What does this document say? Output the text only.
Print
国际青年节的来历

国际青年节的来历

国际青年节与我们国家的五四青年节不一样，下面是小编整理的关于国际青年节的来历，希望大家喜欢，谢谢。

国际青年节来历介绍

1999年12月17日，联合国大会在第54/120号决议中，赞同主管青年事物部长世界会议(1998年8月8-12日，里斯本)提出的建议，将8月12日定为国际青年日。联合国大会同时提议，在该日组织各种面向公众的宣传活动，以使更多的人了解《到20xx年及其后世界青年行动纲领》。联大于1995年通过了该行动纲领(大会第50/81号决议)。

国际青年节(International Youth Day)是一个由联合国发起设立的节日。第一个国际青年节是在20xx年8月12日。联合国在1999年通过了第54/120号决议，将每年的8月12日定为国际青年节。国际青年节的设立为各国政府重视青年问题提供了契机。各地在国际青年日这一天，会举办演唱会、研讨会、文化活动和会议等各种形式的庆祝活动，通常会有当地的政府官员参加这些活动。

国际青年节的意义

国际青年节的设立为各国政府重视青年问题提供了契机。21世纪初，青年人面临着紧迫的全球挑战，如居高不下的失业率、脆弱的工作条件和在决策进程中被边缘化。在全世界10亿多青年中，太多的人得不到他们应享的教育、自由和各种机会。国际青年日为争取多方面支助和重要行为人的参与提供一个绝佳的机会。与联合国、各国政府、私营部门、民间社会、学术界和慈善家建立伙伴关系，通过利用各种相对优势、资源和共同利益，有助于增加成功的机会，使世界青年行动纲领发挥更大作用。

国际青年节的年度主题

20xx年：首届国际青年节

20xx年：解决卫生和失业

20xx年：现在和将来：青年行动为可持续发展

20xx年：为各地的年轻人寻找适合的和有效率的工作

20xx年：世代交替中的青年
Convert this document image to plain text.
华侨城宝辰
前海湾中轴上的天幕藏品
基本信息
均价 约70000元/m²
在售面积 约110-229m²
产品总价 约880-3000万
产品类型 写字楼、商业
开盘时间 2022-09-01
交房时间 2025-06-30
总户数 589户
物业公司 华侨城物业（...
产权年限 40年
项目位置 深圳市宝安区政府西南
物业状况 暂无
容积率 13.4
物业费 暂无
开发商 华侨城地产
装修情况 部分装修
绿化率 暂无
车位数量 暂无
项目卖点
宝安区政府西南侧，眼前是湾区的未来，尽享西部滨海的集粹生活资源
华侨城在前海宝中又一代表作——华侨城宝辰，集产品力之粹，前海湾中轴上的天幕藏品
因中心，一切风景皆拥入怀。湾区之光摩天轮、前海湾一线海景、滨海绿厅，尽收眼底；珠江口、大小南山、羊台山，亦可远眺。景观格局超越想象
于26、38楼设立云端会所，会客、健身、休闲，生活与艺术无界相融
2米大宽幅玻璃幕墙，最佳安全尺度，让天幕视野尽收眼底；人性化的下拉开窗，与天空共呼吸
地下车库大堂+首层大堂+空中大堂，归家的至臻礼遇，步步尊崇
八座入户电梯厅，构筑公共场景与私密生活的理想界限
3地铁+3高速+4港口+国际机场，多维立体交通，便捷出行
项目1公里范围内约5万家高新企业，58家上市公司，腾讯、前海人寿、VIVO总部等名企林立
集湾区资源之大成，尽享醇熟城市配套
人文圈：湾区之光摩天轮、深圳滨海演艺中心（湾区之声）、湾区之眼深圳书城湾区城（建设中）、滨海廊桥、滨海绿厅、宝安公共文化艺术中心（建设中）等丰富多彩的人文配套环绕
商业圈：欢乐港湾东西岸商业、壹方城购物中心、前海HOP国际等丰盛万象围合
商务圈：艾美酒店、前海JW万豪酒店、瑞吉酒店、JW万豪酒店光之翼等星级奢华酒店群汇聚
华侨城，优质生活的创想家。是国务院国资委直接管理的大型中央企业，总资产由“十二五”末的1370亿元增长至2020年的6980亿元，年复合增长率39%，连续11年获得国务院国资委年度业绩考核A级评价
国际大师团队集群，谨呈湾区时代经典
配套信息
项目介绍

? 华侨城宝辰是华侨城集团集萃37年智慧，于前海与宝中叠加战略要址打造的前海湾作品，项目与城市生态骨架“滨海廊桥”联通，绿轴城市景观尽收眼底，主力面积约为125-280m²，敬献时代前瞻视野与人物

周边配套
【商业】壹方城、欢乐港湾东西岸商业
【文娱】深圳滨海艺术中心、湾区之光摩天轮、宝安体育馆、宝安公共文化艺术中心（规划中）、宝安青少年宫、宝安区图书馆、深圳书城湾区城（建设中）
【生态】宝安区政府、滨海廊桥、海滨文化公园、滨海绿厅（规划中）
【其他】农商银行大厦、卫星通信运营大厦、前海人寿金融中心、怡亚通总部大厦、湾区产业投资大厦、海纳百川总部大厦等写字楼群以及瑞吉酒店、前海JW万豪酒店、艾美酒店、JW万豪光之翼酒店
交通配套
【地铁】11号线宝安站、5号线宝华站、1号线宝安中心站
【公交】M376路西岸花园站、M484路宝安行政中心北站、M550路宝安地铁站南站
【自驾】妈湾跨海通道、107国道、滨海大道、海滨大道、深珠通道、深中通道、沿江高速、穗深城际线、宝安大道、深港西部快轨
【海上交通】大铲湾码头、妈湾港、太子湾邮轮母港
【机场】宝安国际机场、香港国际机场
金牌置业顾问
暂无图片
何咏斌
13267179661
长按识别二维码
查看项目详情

----

The request
Restate the listing in full, word for word.

Correct answer
What does this document say? Output the text only.
Print
国际青年节的来历

国际青年节的来历

国际青年节与我们国家的五四青年节不一样，下面是小编整理的关于国际青年节的来历，希望大家喜欢，谢谢。

国际青年节来历介绍

1999年12月17日，联合国大会在第54/120号决议中，赞同主管青年事物部长世界会议(1998年8月8-12日，里斯本)提出的建议，将8月12日定为国际青年日。联合国大会同时提议，在该日组织各种面向公众的宣传活动，以使更多的人了解《到20xx年及其后世界青年行动纲领》。联大于1995年通过了该行动纲领(大会第50/81号决议)。

国际青年节(International Youth Day)是一个由联合国发起设立的节日。第一个国际青年节是在20xx年8月12日。联合国在1999年通过了第54/120号决议，将每年的8月12日定为国际青年节。国际青年节的设立为各国政府重视青年问题提供了契机。各地在国际青年日这一天，会举办演唱会、研讨会、文化活动和会议等各种形式的庆祝活动，通常会有当地的政府官员参加这些活动。

国际青年节的意义

国际青年节的设立为各国政府重视青年问题提供了契机。21世纪初，青年人面临着紧迫的全球挑战，如居高不下的失业率、脆弱的工作条件和在决策进程中被边缘化。在全世界10亿多青年中，太多的人得不到他们应享的教育、自由和各种机会。国际青年日为争取多方面支助和重要行为人的参与提供一个绝佳的机会。与联合国、各国政府、私营部门、民间社会、学术界和慈善家建立伙伴关系，通过利用各种相对优势、资源和共同利益，有助于增加成功的机会，使世界青年行动纲领发挥更大作用。

国际青年节的年度主题

20xx年：首届国际青年节

20xx年：解决卫生和失业

20xx年：现在和将来：青年行动为可持续发展

20xx年：为各地的年轻人寻找适合的和有效率的工作

20xx年：世代交替中的青年
Convert this document image to plain text.
华侨城宝辰
前海湾中轴上的天幕藏品
基本信息
均价 约70000元/m²
在售面积 约110-229m²
产品总价 约880-3000万
产品类型 写字楼、商业
开盘时间 2022-09-01
交房时间 2025-06-30
总户数 589户
物业公司 华侨城物业（...
产权年限 40年
项目位置 深圳市宝安区政府西南
物业状况 暂无
容积率 13.4
物业费 暂无
开发商 华侨城地产
装修情况 部分装修
绿化率 暂无
车位数量 暂无
项目卖点
宝安区政府西南侧，眼前是湾区的未来，尽享西部滨海的集粹生活资源
华侨城在前海宝中又一代表作——华侨城宝辰，集产品力之粹，前海湾中轴上的天幕藏品
因中心，一切风景皆拥入怀。湾区之光摩天轮、前海湾一线海景、滨海绿厅，尽收眼底；珠江口、大小南山、羊台山，亦可远眺。景观格局超越想象
于26、38楼设立云端会所，会客、健身、休闲，生活与艺术无界相融
2米大宽幅玻璃幕墙，最佳安全尺度，让天幕视野尽收眼底；人性化的下拉开窗，与天空共呼吸
地下车库大堂+首层大堂+空中大堂，归家的至臻礼遇，步步尊崇
八座入户电梯厅，构筑公共场景与私密生活的理想界限
3地铁+3高速+4港口+国际机场，多维立体交通，便捷出行
项目1公里范围内约5万家高新企业，58家上市公司，腾讯、前海人寿、VIVO总部等名企林立
集湾区资源之大成，尽享醇熟城市配套
人文圈：湾区之光摩天轮、深圳滨海演艺中心（湾区之声）、湾区之眼深圳书城湾区城（建设中）、滨海廊桥、滨海绿厅、宝安公共文化艺术中心（建设中）等丰富多彩的人文配套环绕
商业圈：欢乐港湾东西岸商业、壹方城购物中心、前海HOP国际等丰盛万象围合
商务圈：艾美酒店、前海JW万豪酒店、瑞吉酒店、JW万豪酒店光之翼等星级奢华酒店群汇聚
华侨城，优质生活的创想家。是国务院国资委直接管理的大型中央企业，总资产由“十二五”末的1370亿元增长至2020年的6980亿元，年复合增长率39%，连续11年获得国务院国资委年度业绩考核A级评价
国际大师团队集群，谨呈湾区时代经典
配套信息
项目介绍

? 华侨城宝辰是华侨城集团集萃37年智慧，于前海与宝中叠加战略要址打造的前海湾作品，项目与城市生态骨架“滨海廊桥”联通，绿轴城市景观尽收眼底，主力面积约为125-280m²，敬献时代前瞻视野与人物

周边配套
【商业】壹方城、欢乐港湾东西岸商业
【文娱】深圳滨海艺术中心、湾区之光摩天轮、宝安体育馆、宝安公共文化艺术中心（规划中）、宝安青少年宫、宝安区图书馆、深圳书城湾区城（建设中）
【生态】宝安区政府、滨海廊桥、海滨文化公园、滨海绿厅（规划中）
【其他】农商银行大厦、卫星通信运营大厦、前海人寿金融中心、怡亚通总部大厦、湾区产业投资大厦、海纳百川总部大厦等写字楼群以及瑞吉酒店、前海JW万豪酒店、艾美酒店、JW万豪光之翼酒店
交通配套
【地铁】11号线宝安站、5号线宝华站、1号线宝安中心站
【公交】M376路西岸花园站、M484路宝安行政中心北站、M550路宝安地铁站南站
【自驾】妈湾跨海通道、107国道、滨海大道、海滨大道、深珠通道、深中通道、沿江高速、穗深城际线、宝安大道、深港西部快轨
【海上交通】大铲湾码头、妈湾港、太子湾邮轮母港
【机场】宝安国际机场、香港国际机场
金牌置业顾问
暂无图片
何咏斌
13267179661
长按识别二维码
查看项目详情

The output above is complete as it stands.